- [Problem description]
Copy the listing verbatim, excluding any images found in it.

- [Exercise data]
____
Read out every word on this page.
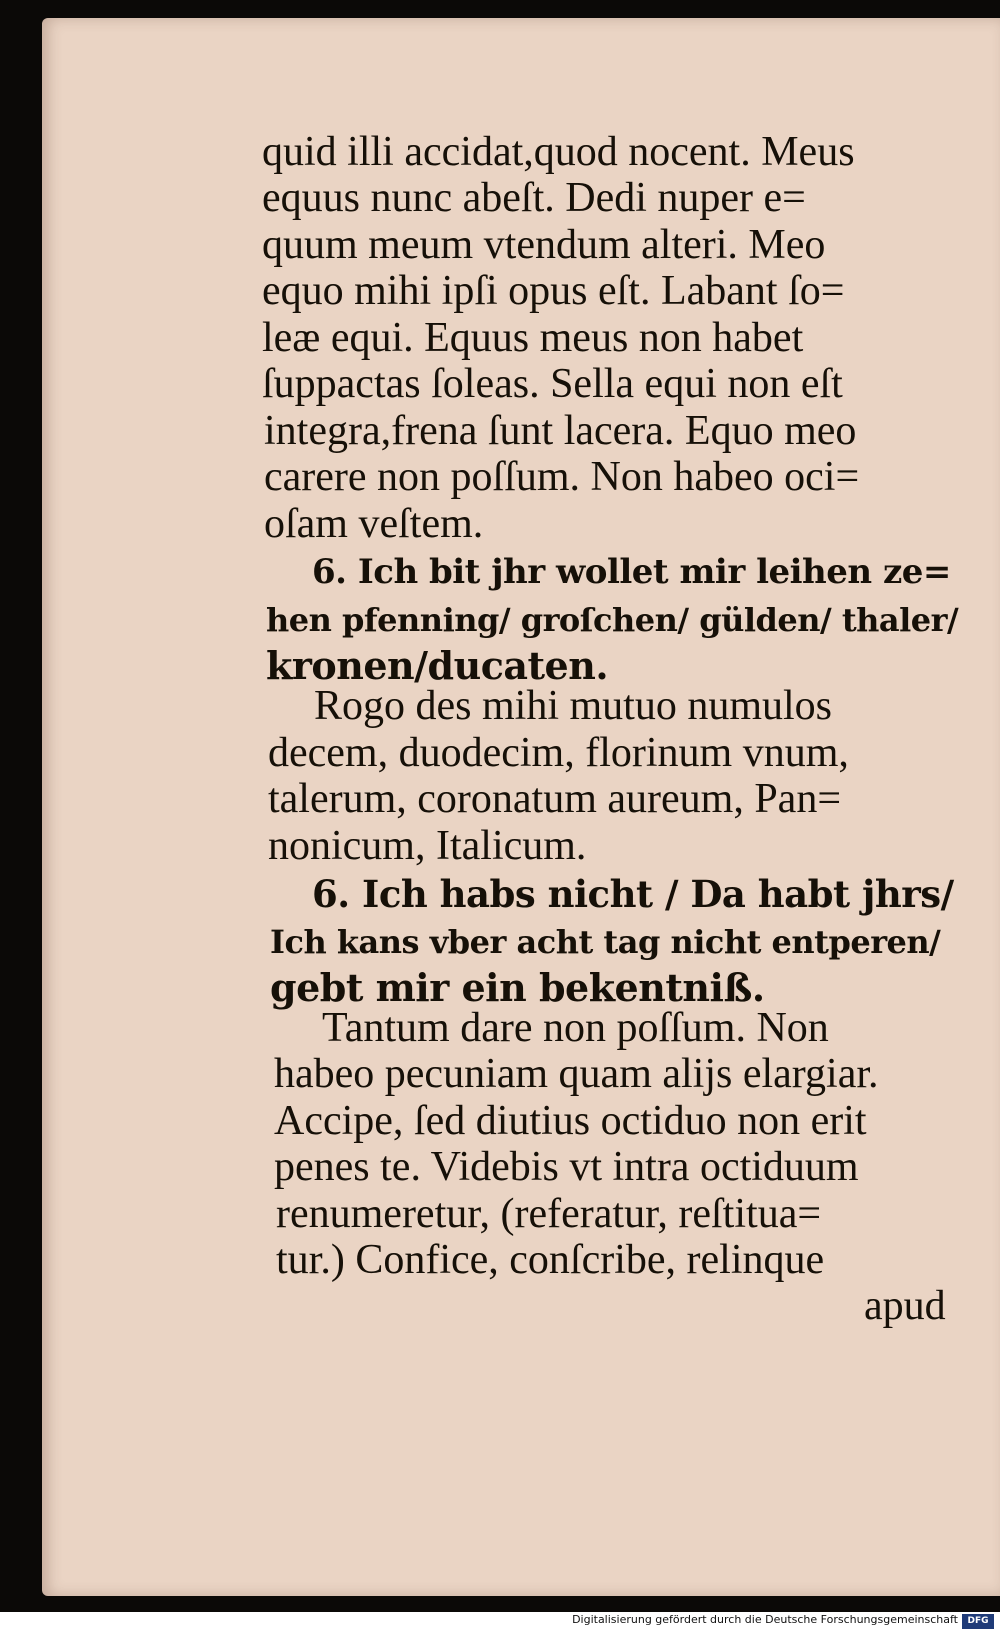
quid illi accidat,quod nocent. Meus
equus nunc abeſt. Dedi nuper e=
quum meum vtendum alteri. Meo
equo mihi ipſi opus eſt. Labant ſo=
leæ equi. Equus meus non habet
ſuppactas ſoleas. Sella equi non eſt
integra,frena ſunt lacera. Equo meo
carere non poſſum. Non habeo oci=
oſam veſtem.
6. Ich bit jhr wollet mir leihen ze=
hen pfenning/ groſchen/ gülden/ thaler/
kronen/ducaten.
Rogo des mihi mutuo numulos
decem, duodecim, florinum vnum,
talerum, coronatum aureum, Pan=
nonicum, Italicum.
6. Ich habs nicht / Da habt jhrs/
Ich kans vber acht tag nicht entperen/
gebt mir ein bekentniß.
Tantum dare non poſſum. Non
habeo pecuniam quam alijs elargiar.
Accipe, ſed diutius octiduo non erit
penes te. Videbis vt intra octiduum
renumeretur, (referatur, reſtitua=
tur.) Confice, conſcribe, relinque
apud
Digitalisierung gefördert durch die Deutsche Forschungsgemeinschaft	DFG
____
- [Solution to the exercise]
Read out every word on this page.
quid illi accidat,quod nocent. Meus
equus nunc abeſt. Dedi nuper e=
quum meum vtendum alteri. Meo
equo mihi ipſi opus eſt. Labant ſo=
leæ equi. Equus meus non habet
ſuppactas ſoleas. Sella equi non eſt
integra,frena ſunt lacera. Equo meo
carere non poſſum. Non habeo oci=
oſam veſtem.
6. Ich bit jhr wollet mir leihen ze=
hen pfenning/ groſchen/ gülden/ thaler/
kronen/ducaten.
Rogo des mihi mutuo numulos
decem, duodecim, florinum vnum,
talerum, coronatum aureum, Pan=
nonicum, Italicum.
6. Ich habs nicht / Da habt jhrs/
Ich kans vber acht tag nicht entperen/
gebt mir ein bekentniß.
Tantum dare non poſſum. Non
habeo pecuniam quam alijs elargiar.
Accipe, ſed diutius octiduo non erit
penes te. Videbis vt intra octiduum
renumeretur, (referatur, reſtitua=
tur.) Confice, conſcribe, relinque
apud
Digitalisierung gefördert durch die Deutsche Forschungsgemeinschaft	DFG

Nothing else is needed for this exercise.